**STATED PROBLEM:**
Every line containing the word "位纳税人识别号的" needs to be found and copied.

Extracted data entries
────────────────────

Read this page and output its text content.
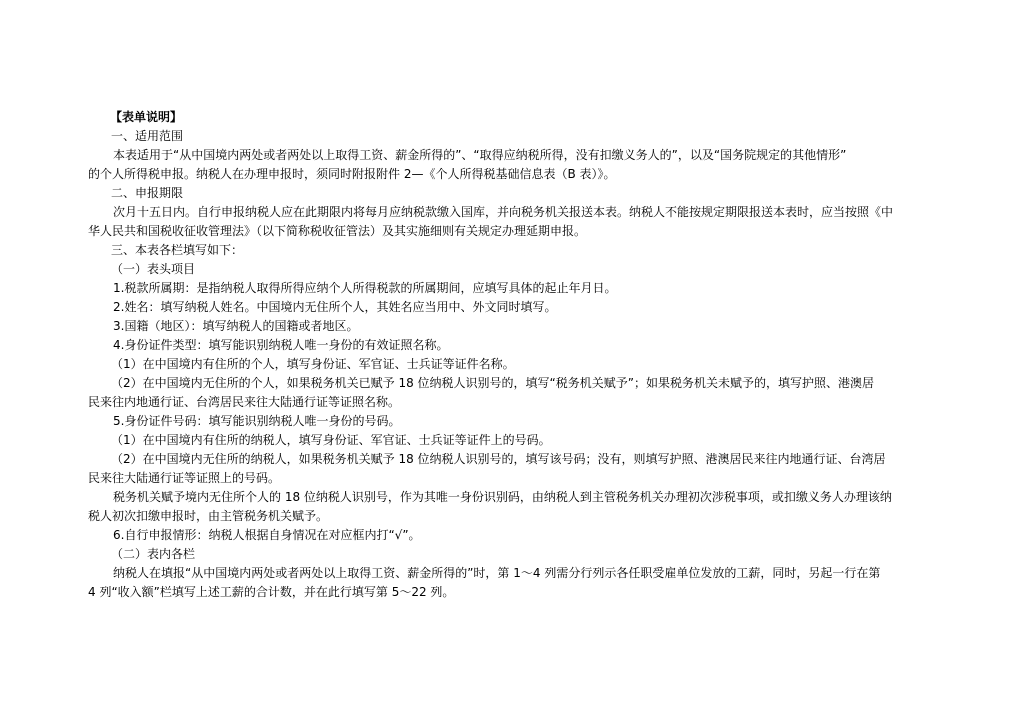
【表单说明】
一、适用范围
本表适用于“从中国境内两处或者两处以上取得工资、薪金所得的”、“取得应纳税所得，没有扣缴义务人的”，以及“国务院规定的其他情形”
的个人所得税申报。纳税人在办理申报时，须同时附报附件 2—《个人所得税基础信息表（B 表）》。
二、申报期限
次月十五日内。自行申报纳税人应在此期限内将每月应纳税款缴入国库，并向税务机关报送本表。纳税人不能按规定期限报送本表时，应当按照《中
华人民共和国税收征收管理法》（以下简称税收征管法）及其实施细则有关规定办理延期申报。
三、本表各栏填写如下：
（一）表头项目
1.税款所属期：是指纳税人取得所得应纳个人所得税款的所属期间，应填写具体的起止年月日。
2.姓名：填写纳税人姓名。中国境内无住所个人，其姓名应当用中、外文同时填写。
3.国籍（地区）：填写纳税人的国籍或者地区。
4.身份证件类型：填写能识别纳税人唯一身份的有效证照名称。
（1）在中国境内有住所的个人，填写身份证、军官证、士兵证等证件名称。
（2）在中国境内无住所的个人，如果税务机关已赋予 18 位纳税人识别号的，填写“税务机关赋予”；如果税务机关未赋予的，填写护照、港澳居
民来往内地通行证、台湾居民来往大陆通行证等证照名称。
5.身份证件号码：填写能识别纳税人唯一身份的号码。
（1）在中国境内有住所的纳税人，填写身份证、军官证、士兵证等证件上的号码。
（2）在中国境内无住所的纳税人，如果税务机关赋予 18 位纳税人识别号的，填写该号码；没有，则填写护照、港澳居民来往内地通行证、台湾居
民来往大陆通行证等证照上的号码。
税务机关赋予境内无住所个人的 18 位纳税人识别号，作为其唯一身份识别码，由纳税人到主管税务机关办理初次涉税事项，或扣缴义务人办理该纳
税人初次扣缴申报时，由主管税务机关赋予。
6.自行申报情形：纳税人根据自身情况在对应框内打“√”。
（二）表内各栏
纳税人在填报“从中国境内两处或者两处以上取得工资、薪金所得的”时，第 1～4 列需分行列示各任职受雇单位发放的工薪，同时，另起一行在第
4 列“收入额”栏填写上述工薪的合计数，并在此行填写第 5～22 列。
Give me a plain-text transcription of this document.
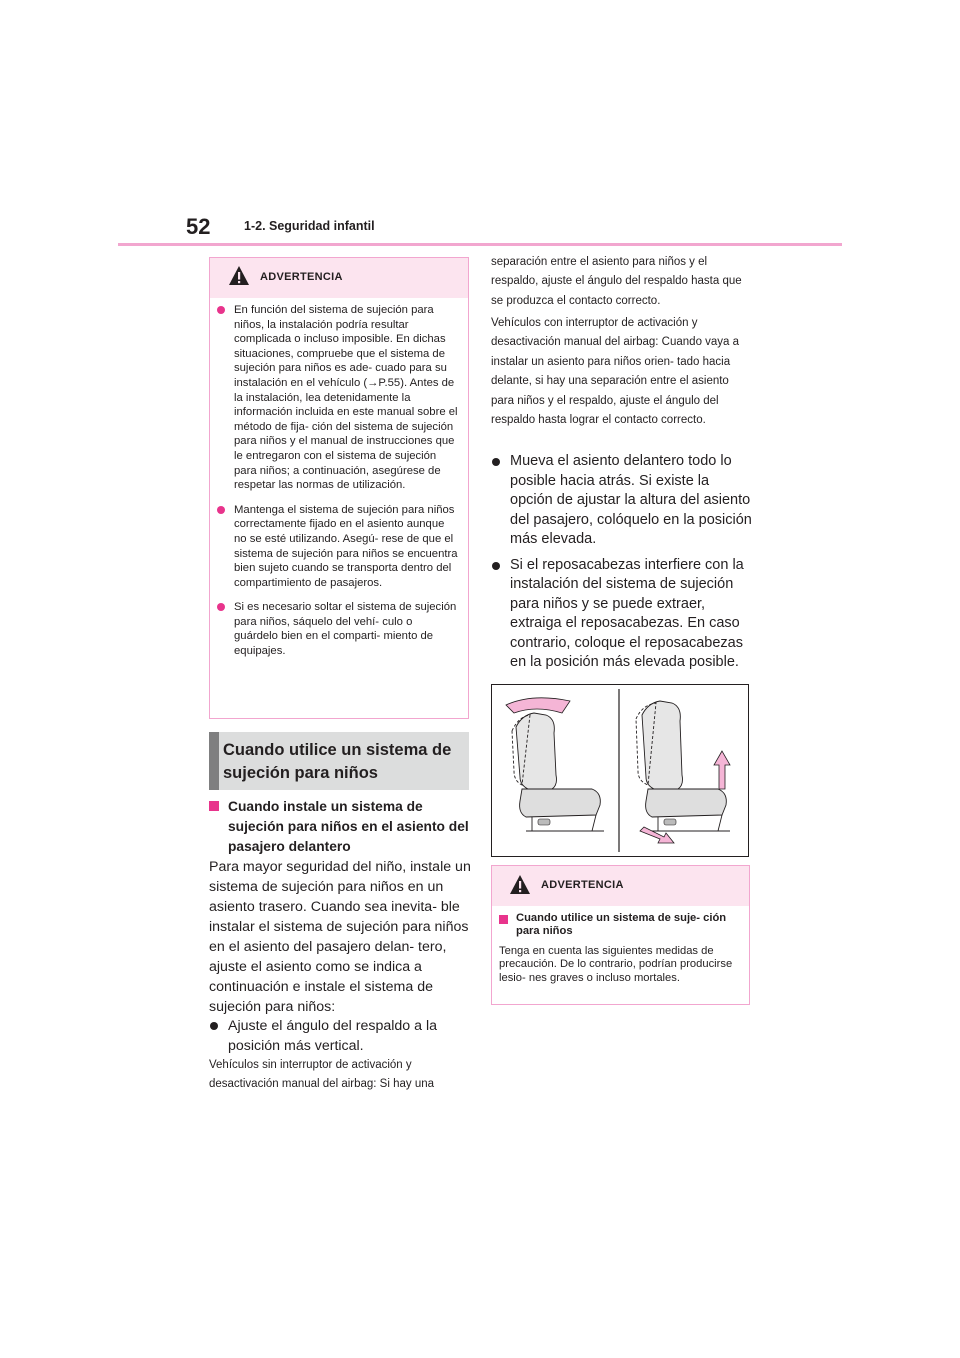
52	1-2. Seguridad infantil
ADVERTENCIA
En función del sistema de sujeción para niños, la instalación podría resultar complicada o incluso imposible. En dichas situaciones, compruebe que el sistema de sujeción para niños es ade- cuado para su instalación en el vehículo (→P.55). Antes de la instalación, lea detenidamente la información incluida en este manual sobre el método de fija- ción del sistema de sujeción para niños y el manual de instrucciones que le entregaron con el sistema de sujeción para niños; a continuación, asegúrese de respetar las normas de utilización.
Mantenga el sistema de sujeción para niños correctamente fijado en el asiento aunque no se esté utilizando. Asegú- rese de que el sistema de sujeción para niños se encuentra bien sujeto cuando se transporta dentro del compartimiento de pasajeros.
Si es necesario soltar el sistema de sujeción para niños, sáquelo del vehí- culo o guárdelo bien en el comparti- miento de equipajes.
Cuando utilice un sistema de sujeción para niños
Cuando instale un sistema de sujeción para niños en el asiento del pasajero delantero
Para mayor seguridad del niño, instale un sistema de sujeción para niños en un asiento trasero. Cuando sea inevita- ble instalar el sistema de sujeción para niños en el asiento del pasajero delan- tero, ajuste el asiento como se indica a continuación e instale el sistema de sujeción para niños:
Ajuste el ángulo del respaldo a la posición más vertical.
Vehículos sin interruptor de activación y desactivación manual del airbag: Si hay una
separación entre el asiento para niños y el respaldo, ajuste el ángulo del respaldo hasta que se produzca el contacto correcto.
Vehículos con interruptor de activación y desactivación manual del airbag: Cuando vaya a instalar un asiento para niños orien- tado hacia delante, si hay una separación entre el asiento para niños y el respaldo, ajuste el ángulo del respaldo hasta lograr el contacto correcto.
Mueva el asiento delantero todo lo posible hacia atrás. Si existe la opción de ajustar la altura del asiento del pasajero, colóquelo en la posición más elevada.
Si el reposacabezas interfiere con la instalación del sistema de sujeción para niños y se puede extraer, extraiga el reposacabezas. En caso contrario, coloque el reposacabezas en la posición más elevada posible.
ADVERTENCIA
Cuando utilice un sistema de suje- ción para niños
Tenga en cuenta las siguientes medidas de precaución. De lo contrario, podrían producirse lesio- nes graves o incluso mortales.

────────────────────

**EXERCISE RESPONSE:**
（2）在中国境内无住所的个人，如果税务机关已赋予 18 位纳税人识别号的，填写“税务机关赋予”；如果税务机关未赋予的，填写护照、港澳居
（2）在中国境内无住所的纳税人，如果税务机关赋予 18 位纳税人识别号的，填写该号码；没有，则填写护照、港澳居民来往内地通行证、台湾居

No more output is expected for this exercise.